西国お遍路“行雲流水”

西国三十三所や四国八十八ヶ所を雲のごとく水のごとく巡礼した記録

お遍路読書感想① 白川密成師『マイ遍路―札所住職が歩いた四国八十八ヶ所―』を読みました!

『マイ遍路』 タブレット画面を撮影

以前、映画「ボクは坊さん。」を見てから、映画の原作本『ボクは坊さん。』の著者である白川密成師を、こっそりツイッターでフォローしていました。ちなみに白川密成師は四国八十八ヶ所57番札所栄福寺のご住職であらせられます。

3月17日に白川師が歩き遍路をされた記録が本になるということで、早速その著書『マイ遍路―札所住職が歩いた四国八十八ヶ所―』を購入して読ませていただきました! 大きな本屋にはあると思うのですが、その日は本屋に行く予定がなかったこともあり、楽天koboで電子書籍版を購入しました。後々、また歩き遍路をする際、スマホや小さなタブレットで持ち歩くこともしやすいという計算もあります。では、早速レポートしていきましょう!

白川密成師『マイ遍路―札所住職が歩いた四国八十八ヶ所―』読書レポート

現職の札所ご住職の歩き遍路本ということで、業界注目の著作だったと思います。私は様々な方の歩き遍路のブログを読ませていただき、歩き遍路へ行こうという気持ちが高まりましたが、今後、この著作を読んで歩き遍路に出発される方が多くなると思います。

本について

書誌情報

著者   :白川密成しらかわ・みっせい

読み仮名 :マイヘンロフダショジュウショクガアルイタシコクハチジュウハッカショ

シリーズ名:新潮新書

装幀   :新潮社装幀室/デザイン

発行形態 :新書、電子書籍

判型   :新潮新書

頁数   :286ページ

ISBN   :978-4-10-610987-4

C-CODE   :0215

整理番号 :987

ジャンル :歴史・地理・旅行記、旅行・紀行

定価   :968円

電子書籍 価格   :968円

電子書籍 配信開始日:2023/03/17

著者プロフィール

1977年生まれ。第五十七番札所・栄福寺住職(愛媛県今治市)。真言宗僧侶。高野山大学密教学科卒業後、書店勤務などを経て、2001年より現職。デビュー作『ボクは坊さん。』が、2015年に映画化。著書に『坊さん、ぼーっとする。』『空海さんに聞いてみよう。』などがある。

資料抜粋:

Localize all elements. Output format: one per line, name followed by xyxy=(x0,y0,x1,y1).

出題課題:
『マイ遍路』の読書感想のうち、「以前、映画「ボクは坊さん。」」に始まり「れる方が多くなると思います。」に終わる部分を一字も変えずに書き写せ。

出力結果:
以前、映画「ボクは坊さん。」を見てから、映画の原作本『ボクは坊さん。』の著者である白川密成師を、こっそりツイッターでフォローしていました。ちなみに白川密成師は四国八十八ヶ所57番札所栄福寺のご住職であらせられます。

3月17日に白川師が歩き遍路をされた記録が本になるということで、早速その著書『マイ遍路―札所住職が歩いた四国八十八ヶ所―』を購入して読ませていただきました! 大きな本屋にはあると思うのですが、その日は本屋に行く予定がなかったこともあり、楽天koboで電子書籍版を購入しました。後々、また歩き遍路をする際、スマホや小さなタブレットで持ち歩くこともしやすいという計算もあります。では、早速レポートしていきましょう!

白川密成師『マイ遍路―札所住職が歩いた四国八十八ヶ所―』読書レポート

現職の札所ご住職の歩き遍路本ということで、業界注目の著作だったと思います。私は様々な方の歩き遍路のブログを読ませていただき、歩き遍路へ行こうという気持ちが高まりましたが、今後、この著作を読んで歩き遍路に出発される方が多くなると思います。